• DATA EXCERPTS:
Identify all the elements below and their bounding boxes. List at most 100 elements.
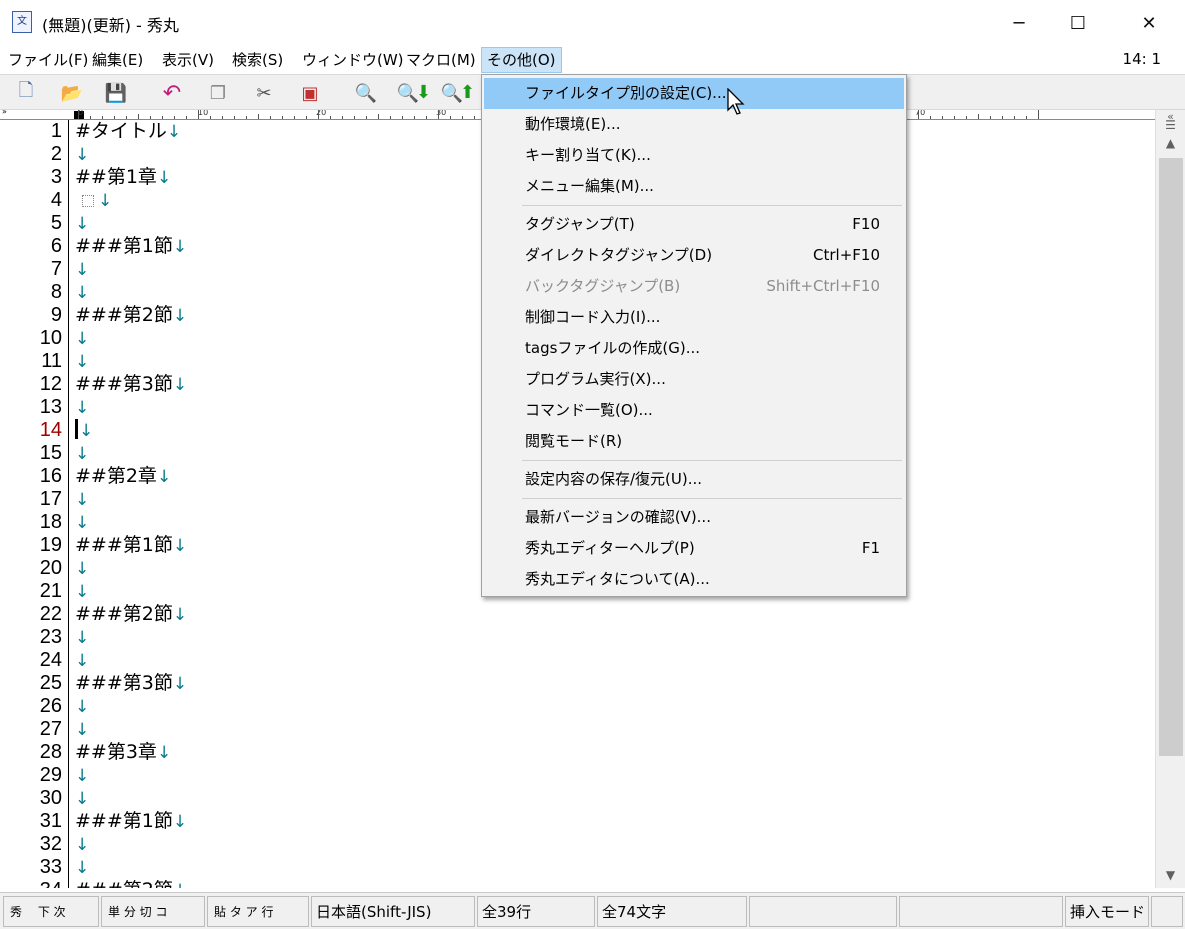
line-text[interactable]: ↓ [75,189,112,213]
scroll-down-icon[interactable]: ▼ [1156,868,1185,888]
line-text[interactable]: ###第1節↓ [75,810,187,834]
line-text[interactable]: ↓ [75,488,89,512]
line-text[interactable]: ↓ [75,327,89,351]
dropdown-menu-item[interactable]: 動作環境(E)... [484,109,904,140]
dropdown-menu-item[interactable]: 制御コード入力(I)... [484,302,904,333]
line-text[interactable]: ↓ [75,580,89,604]
line-text[interactable]: ###第2節↓ [75,879,187,888]
function-keys-1[interactable]: 秀 下 次 [3,896,99,927]
menu-edit[interactable]: 編集(E) [86,47,149,73]
editor-line[interactable]: 32 ↓ [0,833,1155,856]
editor-line[interactable]: 24 ↓ [0,649,1155,672]
line-text[interactable]: ↓ [75,281,89,305]
dropdown-menu-item[interactable]: tagsファイルの作成(G)... [484,333,904,364]
menu-view[interactable]: 表示(V) [156,47,220,73]
maximize-button[interactable]: ☐ [1049,0,1107,46]
editor-line[interactable]: 22 ###第2節↓ [0,603,1155,626]
arrow-down-icon: ⬇ [416,82,432,103]
editor-line[interactable]: 25 ###第3節↓ [0,672,1155,695]
open-folder-icon[interactable]: 📂 [58,80,86,106]
line-text[interactable]: #タイトル↓ [75,120,181,144]
line-text[interactable]: ↓ [75,258,89,282]
new-file-icon[interactable]: 🗋 [12,80,40,106]
dropdown-menu-item[interactable]: キー割り当て(K)... [484,140,904,171]
line-text[interactable]: ↓ [75,557,89,581]
paste-icon[interactable]: ▣ [296,80,324,106]
return-mark: ↓ [75,329,90,349]
line-text[interactable]: ↓ [75,626,89,650]
line-text[interactable]: ↓ [75,350,89,374]
menu-other[interactable]: その他(O) [481,47,562,73]
ruler-tick [210,116,211,119]
line-text[interactable]: ↓ [75,718,89,742]
line-text[interactable]: ↓ [75,143,89,167]
editor-line[interactable]: 29 ↓ [0,764,1155,787]
dropdown-menu-item[interactable]: 設定内容の保存/復元(U)... [484,464,904,495]
line-text[interactable]: ###第1節↓ [75,534,187,558]
scrollbar-thumb[interactable] [1159,158,1183,756]
menu-macro[interactable]: マクロ(M) [400,47,482,73]
line-text[interactable]: ↓ [75,511,89,535]
vertical-scrollbar[interactable]: « ☰ ▲ ▼ [1155,110,1185,888]
editor-line[interactable]: 28 ##第3章↓ [0,741,1155,764]
line-text[interactable]: ###第1節↓ [75,235,187,259]
line-text[interactable]: ↓ [75,396,89,420]
line-text[interactable]: ###第2節↓ [75,304,187,328]
dropdown-menu-item[interactable]: 秀丸エディターヘルプ(P) F1 [484,533,904,564]
ruler-tick [114,116,115,119]
editor-line[interactable]: 26 ↓ [0,695,1155,718]
line-text[interactable]: ↓ [75,419,93,443]
line-text[interactable]: ##第2章↓ [75,465,171,489]
line-text[interactable]: ###第3節↓ [75,672,187,696]
dropdown-menu-item[interactable]: 最新バージョンの確認(V)... [484,502,904,533]
scroll-up-icon[interactable]: ▲ [1156,136,1185,156]
line-text[interactable]: ###第2節↓ [75,603,187,627]
editor-line[interactable]: 33 ↓ [0,856,1155,879]
ruler-tick [258,114,259,119]
line-number: 19 [39,534,62,556]
search-icon[interactable]: 🔍 [352,80,380,106]
menu-item-label: メニュー編集(M)... [525,177,654,195]
undo-icon[interactable]: ↶ [158,80,186,106]
dropdown-menu-item[interactable]: コマンド一覧(O)... [484,395,904,426]
close-button[interactable]: ✕ [1120,0,1178,46]
menu-window[interactable]: ウィンドウ(W) [296,47,410,73]
insert-mode-status[interactable]: 挿入モード [1065,896,1149,927]
menu-file[interactable]: ファイル(F) [2,47,94,73]
editor-line[interactable]: 34 ###第2節↓ [0,879,1155,888]
dropdown-menu-item[interactable]: 閲覧モード(R) [484,426,904,457]
line-text[interactable]: ↓ [75,695,89,719]
editor-line[interactable]: 27 ↓ [0,718,1155,741]
line-text[interactable]: ↓ [75,442,89,466]
line-text[interactable]: ↓ [75,649,89,673]
function-keys-3[interactable]: 貼 タ ア 行 [207,896,309,927]
line-text[interactable]: ↓ [75,764,89,788]
cut-icon[interactable]: ✂ [250,80,278,106]
status-empty-2 [899,896,1063,927]
dropdown-menu-item[interactable]: メニュー編集(M)... [484,171,904,202]
function-keys-2[interactable]: 単 分 切 コ [101,896,205,927]
dropdown-menu-item[interactable]: タグジャンプ(T) F10 [484,209,904,240]
line-text[interactable]: ↓ [75,833,89,857]
line-text[interactable]: ↓ [75,787,89,811]
ruler-tick [294,116,295,119]
copy-icon[interactable]: ❐ [204,80,232,106]
encoding-status[interactable]: 日本語(Shift-JIS) [311,896,475,927]
editor-line[interactable]: 23 ↓ [0,626,1155,649]
list-icon[interactable]: ☰ [1156,118,1185,138]
minimize-button[interactable]: ─ [990,0,1048,46]
dropdown-menu-item[interactable]: 秀丸エディタについて(A)... [484,564,904,595]
menu-separator [522,498,902,499]
dropdown-menu-item[interactable]: ダイレクトタグジャンプ(D) Ctrl+F10 [484,240,904,271]
line-text[interactable]: ##第1章↓ [75,166,171,190]
line-text[interactable]: ↓ [75,212,89,236]
save-icon[interactable]: 💾 [102,80,130,106]
line-text[interactable]: ↓ [75,856,89,880]
line-text[interactable]: ###第3節↓ [75,373,187,397]
editor-line[interactable]: 31 ###第1節↓ [0,810,1155,833]
dropdown-menu-item[interactable]: ファイルタイプ別の設定(C)... [484,78,904,109]
dropdown-menu-item[interactable]: プログラム実行(X)... [484,364,904,395]
editor-line[interactable]: 30 ↓ [0,787,1155,810]
line-text[interactable]: ##第3章↓ [75,741,171,765]
menu-search[interactable]: 検索(S) [226,47,289,73]
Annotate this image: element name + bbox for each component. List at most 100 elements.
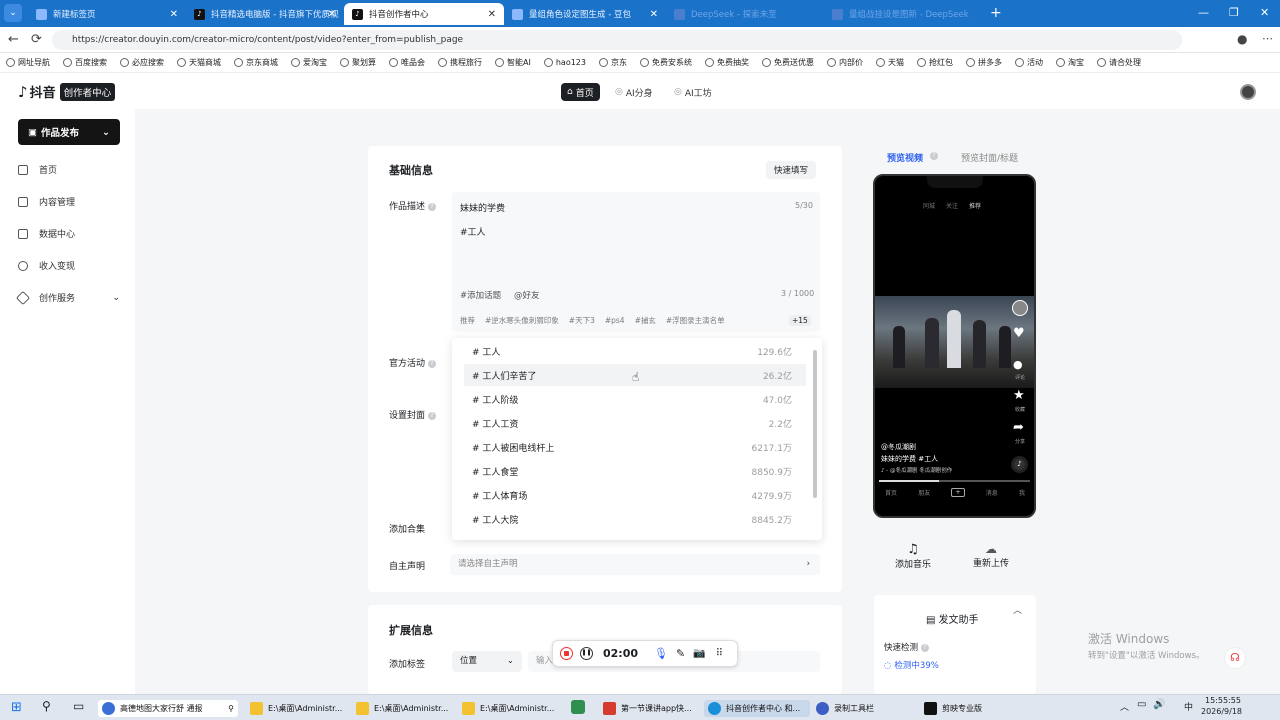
bookmark-item[interactable]: 免费送优惠 [761,57,814,68]
task-view-icon[interactable]: ▭ [73,699,84,713]
sidebar-item-home[interactable]: 首页 [18,163,57,176]
taskbar-item[interactable]: 剪映专业版 [924,700,982,717]
close-icon[interactable]: ✕ [328,9,336,20]
taskbar-item[interactable]: E:\桌面\Administr... [250,700,342,717]
bookmark-item[interactable]: 活动 [1014,57,1043,68]
more-topics-button[interactable]: +15 [789,315,811,326]
store-icon[interactable] [571,700,585,714]
topic-suggestion-row[interactable]: # 工人被困电线杆上 6217.1万 [472,436,792,458]
bookmark-item[interactable]: 天猫商城 [177,57,221,68]
bookmark-item[interactable]: 淘宝 [1055,57,1084,68]
microphone-icon[interactable]: 🎙 [654,647,668,660]
help-icon[interactable]: ? [428,411,437,420]
topic-chip[interactable]: #ps4 [605,316,625,325]
drag-handle-icon[interactable]: ⠿ [716,648,723,659]
bookmark-item[interactable]: 拼多多 [965,57,1002,68]
sidebar-item-services[interactable]: 创作服务 ⌄ [15,290,120,305]
douyin-logo[interactable]: ♪ 抖音 创作者中心 [18,82,116,101]
clock-date[interactable]: 2026/9/18 [1201,707,1242,716]
clock-time[interactable]: 15:55:55 [1205,696,1241,705]
pen-icon[interactable]: ✎ [676,647,685,660]
bookmark-item[interactable]: 京东 [598,57,627,68]
help-icon[interactable]: ? [428,359,437,368]
topic-suggestion-row[interactable]: # 工人体育场 4279.9万 [472,484,792,506]
maximize-icon[interactable]: ❐ [1229,6,1239,19]
network-icon[interactable]: ▭ [1137,699,1146,710]
close-icon[interactable]: ✕ [650,9,658,20]
browser-tab[interactable]: 量组角色设定图生成 - 豆包 ✕ [504,3,666,25]
bookmark-item[interactable]: 天猫 [875,57,904,68]
bookmark-item[interactable]: 必应搜索 [120,57,164,68]
bookmark-item[interactable]: 京东商城 [234,57,278,68]
description-editor[interactable] [452,192,820,332]
bookmark-item[interactable]: 爱淘宝 [291,57,327,68]
tab-menu-button[interactable]: ⌄ [4,4,22,22]
publish-button[interactable]: ▣ 作品发布 ⌄ [18,119,120,145]
volume-icon[interactable]: 🔊 [1153,699,1165,710]
topic-chip[interactable]: #浮图录主演名单 [666,315,725,326]
bookmark-item[interactable]: 网址导航 [6,57,50,68]
camera-icon[interactable]: 📷 [693,648,705,659]
title-input[interactable]: 妹妹的学费 [460,201,505,214]
topic-chip[interactable]: #逆水寒头像刺猬印象 [485,315,559,326]
menu-icon[interactable]: ⋯ [1262,32,1273,45]
browser-tab[interactable]: DeepSeek - 探索未至 [666,3,824,25]
taskbar-item-active[interactable]: 抖音创作者中心 和... [704,700,810,717]
browser-tab[interactable]: 新建标签页 ✕ [28,3,186,25]
bookmark-item[interactable]: 百度搜索 [63,57,107,68]
support-icon[interactable]: ☊ [1224,647,1246,669]
bookmark-item[interactable]: 智能AI [495,57,531,68]
nav-ai-avatar[interactable]: ◎ AI分身 [609,83,659,101]
taskbar-item[interactable]: 第一节课讲app快... [603,700,692,717]
nav-ai-workshop[interactable]: ◎ AI工坊 [668,83,718,101]
taskbar-item[interactable]: 录制工具栏 [816,700,874,717]
minimize-icon[interactable]: — [1198,6,1209,19]
help-icon[interactable]: ? [921,643,930,652]
help-icon[interactable]: ? [930,152,938,160]
mention-button[interactable]: @好友 [514,289,540,301]
browser-tab[interactable]: 量组战挂设是图新 - DeepSeek [824,3,984,25]
close-window-icon[interactable]: ✕ [1260,6,1269,19]
topic-chip[interactable]: #捕玄 [635,315,656,326]
add-music-button[interactable]: ♫ 添加音乐 [893,542,933,570]
tray-chevron-icon[interactable]: ︿ [1120,700,1129,713]
preview-tab-cover[interactable]: 预览封面/标题 [961,151,1018,164]
new-tab-button[interactable]: + [990,5,1002,21]
declare-select[interactable]: 请选择自主声明 › [450,554,820,575]
bookmark-item[interactable]: 聚划算 [340,57,376,68]
location-select[interactable]: 位置 ⌄ [452,651,522,672]
topic-suggestion-row[interactable]: # 工人大院 8845.2万 [472,508,792,530]
add-topic-button[interactable]: #添加话题 [460,289,501,301]
bookmark-item[interactable]: 免费安系统 [639,57,692,68]
sidebar-item-content[interactable]: 内容管理 [18,195,75,208]
bookmark-item[interactable]: 抢红包 [916,57,953,68]
bookmark-item[interactable]: 内部价 [826,57,863,68]
taskbar-item[interactable]: E:\桌面\Administr... [356,700,448,717]
back-icon[interactable]: ← [8,32,19,47]
pause-icon[interactable]: ❚❚ [580,647,593,660]
bookmark-item[interactable]: 免费抽奖 [704,57,749,68]
body-text[interactable]: #工人 [460,225,486,238]
ime-indicator[interactable]: 中 [1184,700,1193,713]
user-avatar[interactable] [1240,84,1256,100]
browser-tab[interactable]: ♪ 抖音精选电脑版 - 抖音旗下优质视 ✕ [186,3,344,25]
reupload-button[interactable]: ☁ 重新上传 [970,542,1012,569]
bookmark-item[interactable]: 请合处理 [1096,57,1141,68]
taskbar-item[interactable]: 高德地图大家行舒 通报 ⚲ [98,700,238,717]
sidebar-item-income[interactable]: 收入变现 [18,259,75,272]
preview-tab-video[interactable]: 预览视频 [887,151,923,164]
nav-home[interactable]: ⌂ 首页 [561,83,600,101]
help-icon[interactable]: ? [428,202,437,211]
bookmark-item[interactable]: 唯品会 [389,57,425,68]
topic-suggestion-row[interactable]: # 工人阶级 47.0亿 [472,388,792,410]
topic-suggestion-row[interactable]: # 工人工资 2.2亿 [472,412,792,434]
taskbar-item[interactable]: E:\桌面\Administr... [462,700,554,717]
windows-start-icon[interactable]: ⊞ [11,700,22,715]
bookmark-item[interactable]: 携程旅行 [438,57,482,68]
close-icon[interactable]: ✕ [170,9,178,20]
reload-icon[interactable]: ⟳ [31,32,42,47]
topic-chip[interactable]: #天下3 [569,315,595,326]
close-icon[interactable]: ✕ [488,9,496,20]
sidebar-item-data[interactable]: 数据中心 [18,227,75,240]
collapse-icon[interactable]: ︿ [1013,603,1022,616]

• EXERCISE DIRECTIONS:
Format the part of the listing that opens with the line containing "bookmark-item[interactable]: 免费送优惠 [761,57,814,68]" and closes with the line containing "bookmark-item[interactable]: 拼多多 [965,57,1002,68]" as a JSON list of strings, one string per line, leaving out any blank lines.

• FINAL RESULT:
[
  "bookmark-item[interactable]: 免费送优惠 [761,57,814,68]",
  "task-view-icon[interactable]: ▭ [73,699,84,713]",
  "sidebar-item-home[interactable]: 首页 [18,163,57,176]",
  "taskbar-item[interactable]: 剪映专业版 [924,700,982,717]",
  "close-icon[interactable]: ✕ [328,9,336,20]",
  "taskbar-item[interactable]: E:\\桌面\\Administr... [250,700,342,717]",
  "bookmark-item[interactable]: 活动 [1014,57,1043,68]",
  "more-topics-button[interactable]: +15 [789,315,811,326]",
  "store-icon[interactable] [571,700,585,714]",
  "topic-suggestion-row[interactable]: # 工人被困电线杆上 6217.1万 [472,436,792,458]",
  "bookmark-item[interactable]: 天猫商城 [177,57,221,68]",
  "bookmark-item[interactable]: 淘宝 [1055,57,1084,68]",
  "microphone-icon[interactable]: 🎙 [654,647,668,660]",
  "help-icon[interactable]: ? [428,411,437,420]",
  "topic-chip[interactable]: #ps4 [605,316,625,325]",
  "drag-handle-icon[interactable]: ⠿ [716,648,723,659]",
  "bookmark-item[interactable]: 拼多多 [965,57,1002,68]"
]